- Stored records -
----------
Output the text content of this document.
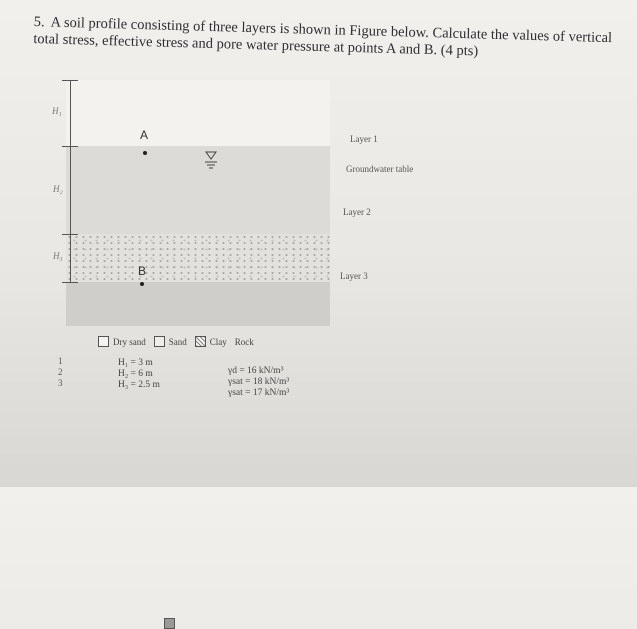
5. A soil profile consisting of three layers is shown in Figure below. Calculate the values of vertical total stress, effective stress and pore water pressure at points A and B. (4 pts)
H₁
H₂
H₃
A
B
Layer 1
Groundwater table
Layer 2
Layer 3
Dry sand	Sand	Clay Rock
1
2
3
H₁ = 3 m
H₂ = 6 m
H₃ = 2.5 m
γd = 16 kN/m³
γsat = 18 kN/m³
γsat = 17 kN/m³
----------
- REQUIREMENT -
Output the full set of records above without changing a word, and drop the images.

- EXERCISE RESPONSE -
Output the text content of this document.
5. A soil profile consisting of three layers is shown in Figure below. Calculate the values of vertical total stress, effective stress and pore water pressure at points A and B. (4 pts)
H₁
H₂
H₃
A
B
Layer 1
Groundwater table
Layer 2
Layer 3
Dry sand	Sand	Clay Rock
1
2
3
H₁ = 3 m
H₂ = 6 m
H₃ = 2.5 m
γd = 16 kN/m³
γsat = 18 kN/m³
γsat = 17 kN/m³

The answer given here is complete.